» **Records**:
------------------------------------

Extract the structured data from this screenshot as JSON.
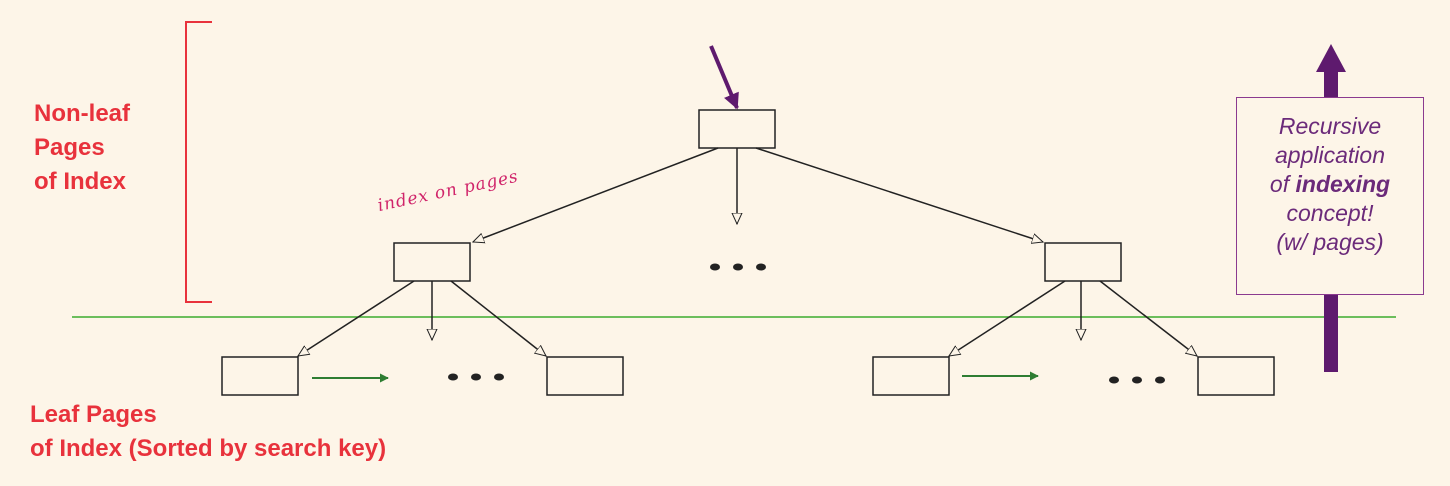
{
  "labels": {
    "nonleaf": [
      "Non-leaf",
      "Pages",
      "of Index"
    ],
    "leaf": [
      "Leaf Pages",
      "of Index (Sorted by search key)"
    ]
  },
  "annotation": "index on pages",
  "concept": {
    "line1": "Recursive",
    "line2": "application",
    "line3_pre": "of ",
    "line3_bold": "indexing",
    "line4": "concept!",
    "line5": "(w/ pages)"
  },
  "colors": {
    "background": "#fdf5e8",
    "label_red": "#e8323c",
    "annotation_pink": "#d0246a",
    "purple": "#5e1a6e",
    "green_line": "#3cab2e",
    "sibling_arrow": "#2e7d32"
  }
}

------------------------------------

From the material above, reproduce everything verbatim except the pictures.

» **Exercise answer**:
Extract the structured data from this screenshot as JSON.
{
  "labels": {
    "nonleaf": [
      "Non-leaf",
      "Pages",
      "of Index"
    ],
    "leaf": [
      "Leaf Pages",
      "of Index (Sorted by search key)"
    ]
  },
  "annotation": "index on pages",
  "concept": {
    "line1": "Recursive",
    "line2": "application",
    "line3_pre": "of ",
    "line3_bold": "indexing",
    "line4": "concept!",
    "line5": "(w/ pages)"
  },
  "colors": {
    "background": "#fdf5e8",
    "label_red": "#e8323c",
    "annotation_pink": "#d0246a",
    "purple": "#5e1a6e",
    "green_line": "#3cab2e",
    "sibling_arrow": "#2e7d32"
  }
}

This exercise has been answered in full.